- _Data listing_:

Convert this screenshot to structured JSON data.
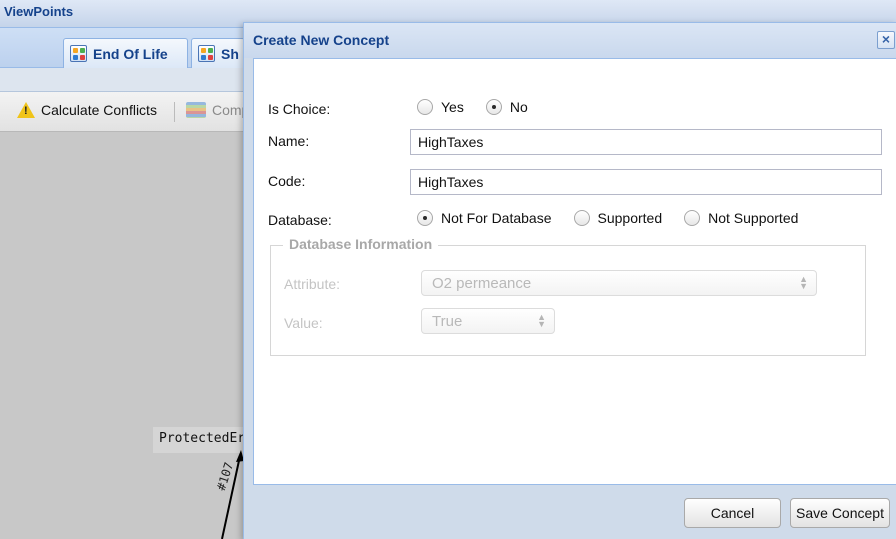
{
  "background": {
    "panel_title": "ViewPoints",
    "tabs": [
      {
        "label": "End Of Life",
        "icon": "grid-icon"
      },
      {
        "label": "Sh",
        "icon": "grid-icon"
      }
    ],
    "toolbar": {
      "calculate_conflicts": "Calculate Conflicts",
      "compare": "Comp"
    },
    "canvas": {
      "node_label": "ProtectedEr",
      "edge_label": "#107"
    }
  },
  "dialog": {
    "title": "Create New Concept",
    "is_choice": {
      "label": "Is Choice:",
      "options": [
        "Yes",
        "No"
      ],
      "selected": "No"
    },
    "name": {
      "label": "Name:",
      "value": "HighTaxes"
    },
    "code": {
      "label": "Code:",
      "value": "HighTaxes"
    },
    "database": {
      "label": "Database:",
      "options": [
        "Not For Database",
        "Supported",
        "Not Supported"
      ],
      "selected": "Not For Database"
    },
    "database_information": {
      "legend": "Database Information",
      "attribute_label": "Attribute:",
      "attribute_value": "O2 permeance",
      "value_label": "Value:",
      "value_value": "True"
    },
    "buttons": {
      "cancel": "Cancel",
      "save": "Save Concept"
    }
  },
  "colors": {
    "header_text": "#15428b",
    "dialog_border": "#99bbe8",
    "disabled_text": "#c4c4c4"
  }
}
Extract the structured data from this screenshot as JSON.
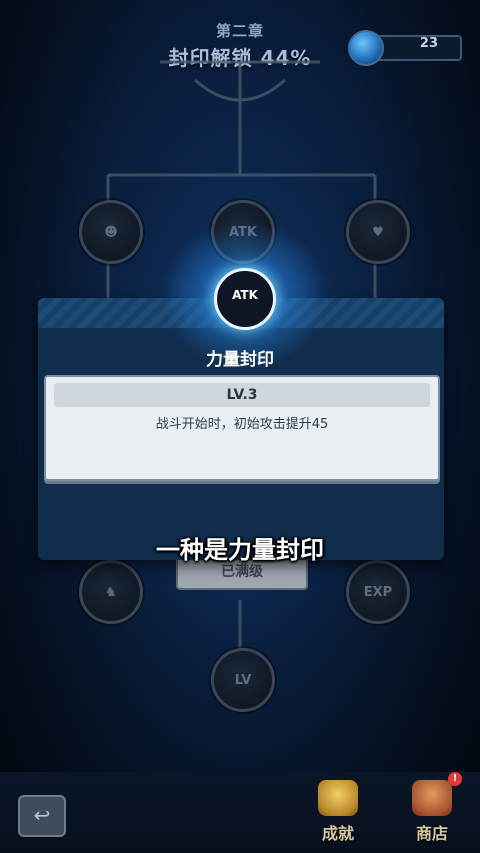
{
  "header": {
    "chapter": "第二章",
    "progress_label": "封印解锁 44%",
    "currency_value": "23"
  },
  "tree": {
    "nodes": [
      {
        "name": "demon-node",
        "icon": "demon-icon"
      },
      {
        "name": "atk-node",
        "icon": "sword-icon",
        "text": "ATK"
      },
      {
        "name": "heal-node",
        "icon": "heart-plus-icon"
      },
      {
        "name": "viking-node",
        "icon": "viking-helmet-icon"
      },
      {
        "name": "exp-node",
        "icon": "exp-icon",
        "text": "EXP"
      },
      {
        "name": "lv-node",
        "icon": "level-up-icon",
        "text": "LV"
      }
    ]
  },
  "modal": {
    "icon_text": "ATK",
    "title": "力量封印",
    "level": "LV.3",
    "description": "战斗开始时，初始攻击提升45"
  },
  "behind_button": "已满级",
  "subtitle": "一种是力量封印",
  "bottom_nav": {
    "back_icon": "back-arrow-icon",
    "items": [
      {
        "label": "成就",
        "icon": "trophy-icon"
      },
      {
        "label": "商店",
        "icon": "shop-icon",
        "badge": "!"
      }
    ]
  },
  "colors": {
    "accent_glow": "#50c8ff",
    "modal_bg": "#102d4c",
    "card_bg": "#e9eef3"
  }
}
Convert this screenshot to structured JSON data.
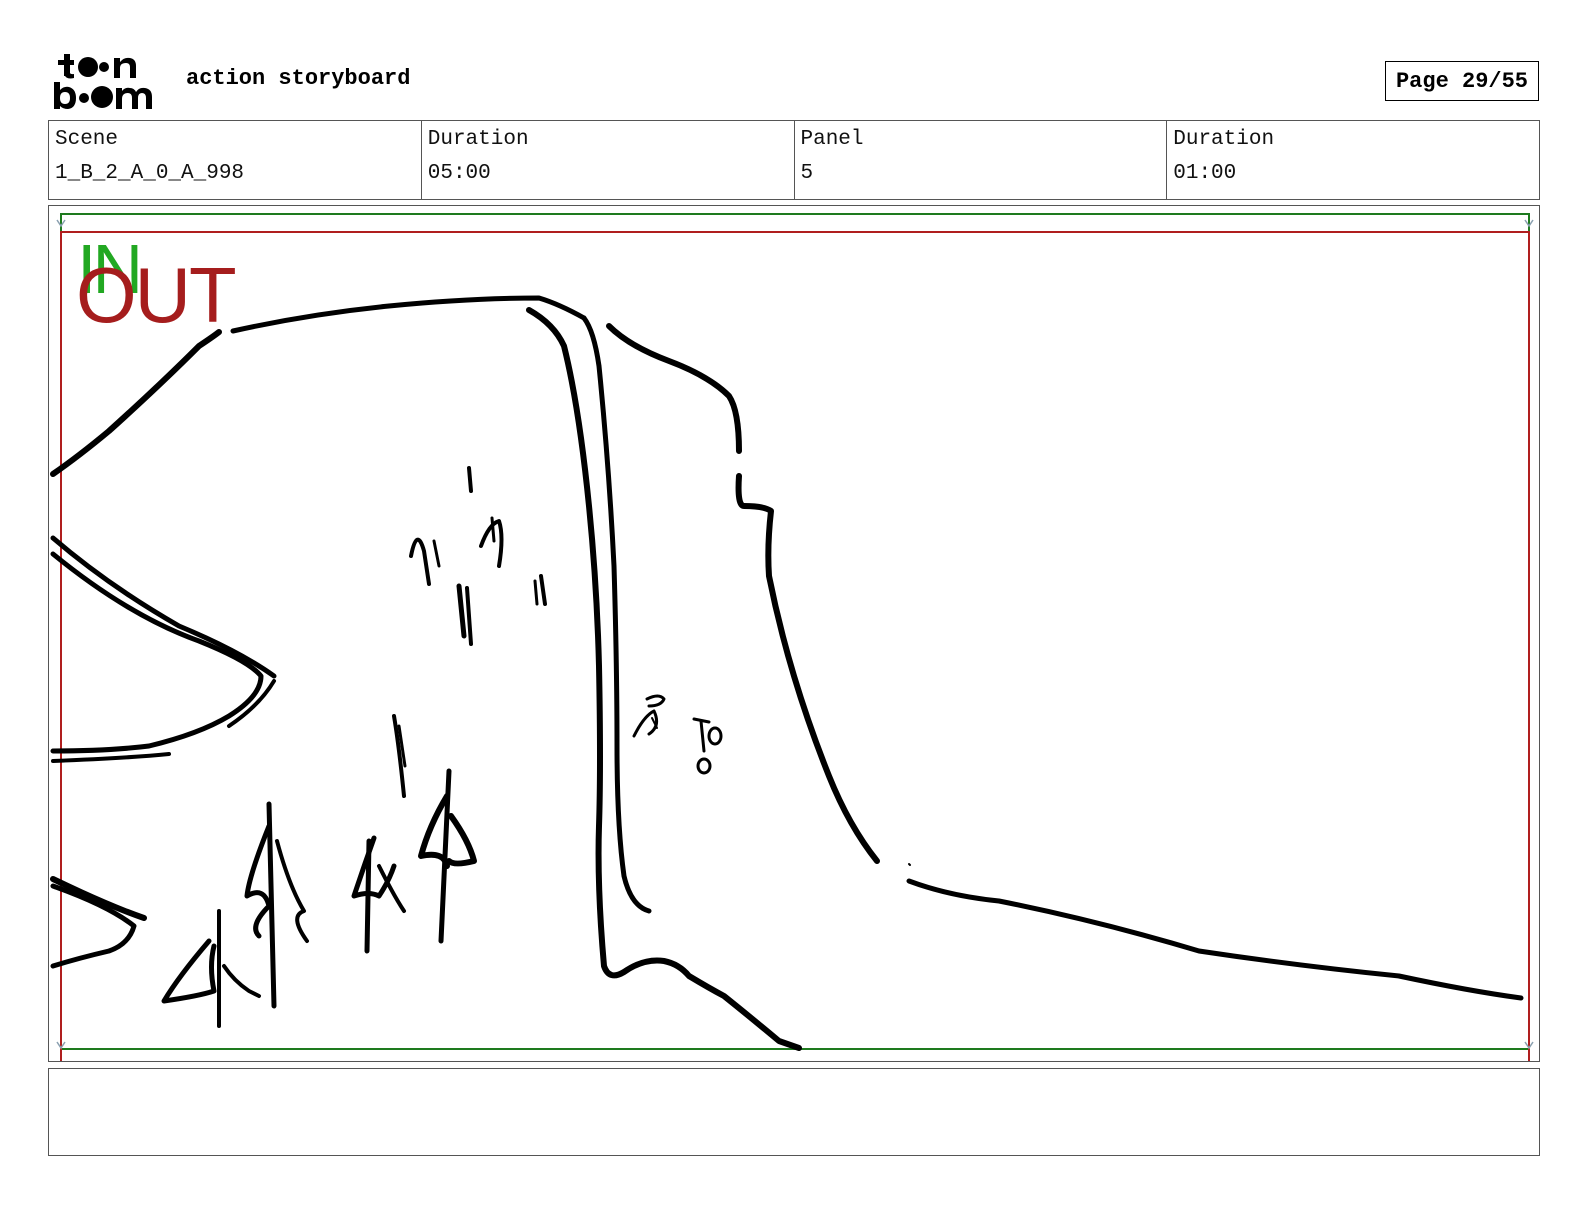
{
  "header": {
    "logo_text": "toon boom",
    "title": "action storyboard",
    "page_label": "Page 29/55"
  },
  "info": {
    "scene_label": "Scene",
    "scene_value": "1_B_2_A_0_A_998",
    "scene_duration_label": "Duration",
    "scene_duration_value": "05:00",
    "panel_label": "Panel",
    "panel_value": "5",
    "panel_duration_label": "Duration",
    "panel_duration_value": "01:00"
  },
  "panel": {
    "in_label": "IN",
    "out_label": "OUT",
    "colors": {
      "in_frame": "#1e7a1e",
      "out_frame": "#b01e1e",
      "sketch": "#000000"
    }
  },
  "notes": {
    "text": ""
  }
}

- _Exercise_:
Restate the listing above word for word, and skip the pictures.

- _Worked solution_:
Convert this screenshot to structured JSON data.
{
  "background": {
    "panel_title": "ViewPoints",
    "tabs": [
      {
        "label": "End Of Life",
        "icon": "grid-icon"
      },
      {
        "label": "Sh",
        "icon": "grid-icon"
      }
    ],
    "toolbar": {
      "calculate_conflicts": "Calculate Conflicts",
      "compare": "Comp"
    },
    "canvas": {
      "node_label": "ProtectedEr",
      "edge_label": "#107"
    }
  },
  "dialog": {
    "title": "Create New Concept",
    "is_choice": {
      "label": "Is Choice:",
      "options": [
        "Yes",
        "No"
      ],
      "selected": "No"
    },
    "name": {
      "label": "Name:",
      "value": "HighTaxes"
    },
    "code": {
      "label": "Code:",
      "value": "HighTaxes"
    },
    "database": {
      "label": "Database:",
      "options": [
        "Not For Database",
        "Supported",
        "Not Supported"
      ],
      "selected": "Not For Database"
    },
    "database_information": {
      "legend": "Database Information",
      "attribute_label": "Attribute:",
      "attribute_value": "O2 permeance",
      "value_label": "Value:",
      "value_value": "True"
    },
    "buttons": {
      "cancel": "Cancel",
      "save": "Save Concept"
    }
  },
  "colors": {
    "header_text": "#15428b",
    "dialog_border": "#99bbe8",
    "disabled_text": "#c4c4c4"
  }
}
Extract the structured data from this screenshot as JSON.
{
  "header": {
    "chapter": "第二章",
    "progress_label": "封印解锁 44%",
    "currency_value": "23"
  },
  "tree": {
    "nodes": [
      {
        "name": "demon-node",
        "icon": "demon-icon"
      },
      {
        "name": "atk-node",
        "icon": "sword-icon",
        "text": "ATK"
      },
      {
        "name": "heal-node",
        "icon": "heart-plus-icon"
      },
      {
        "name": "viking-node",
        "icon": "viking-helmet-icon"
      },
      {
        "name": "exp-node",
        "icon": "exp-icon",
        "text": "EXP"
      },
      {
        "name": "lv-node",
        "icon": "level-up-icon",
        "text": "LV"
      }
    ]
  },
  "modal": {
    "icon_text": "ATK",
    "title": "力量封印",
    "level": "LV.3",
    "description": "战斗开始时，初始攻击提升45"
  },
  "behind_button": "已满级",
  "subtitle": "一种是力量封印",
  "bottom_nav": {
    "back_icon": "back-arrow-icon",
    "items": [
      {
        "label": "成就",
        "icon": "trophy-icon"
      },
      {
        "label": "商店",
        "icon": "shop-icon",
        "badge": "!"
      }
    ]
  },
  "colors": {
    "accent_glow": "#50c8ff",
    "modal_bg": "#102d4c",
    "card_bg": "#e9eef3"
  }
}
Convert this screenshot to structured JSON data.
{
  "header": {
    "logo_text": "toon boom",
    "title": "action storyboard",
    "page_label": "Page 29/55"
  },
  "info": {
    "scene_label": "Scene",
    "scene_value": "1_B_2_A_0_A_998",
    "scene_duration_label": "Duration",
    "scene_duration_value": "05:00",
    "panel_label": "Panel",
    "panel_value": "5",
    "panel_duration_label": "Duration",
    "panel_duration_value": "01:00"
  },
  "panel": {
    "in_label": "IN",
    "out_label": "OUT",
    "colors": {
      "in_frame": "#1e7a1e",
      "out_frame": "#b01e1e",
      "sketch": "#000000"
    }
  },
  "notes": {
    "text": ""
  }
}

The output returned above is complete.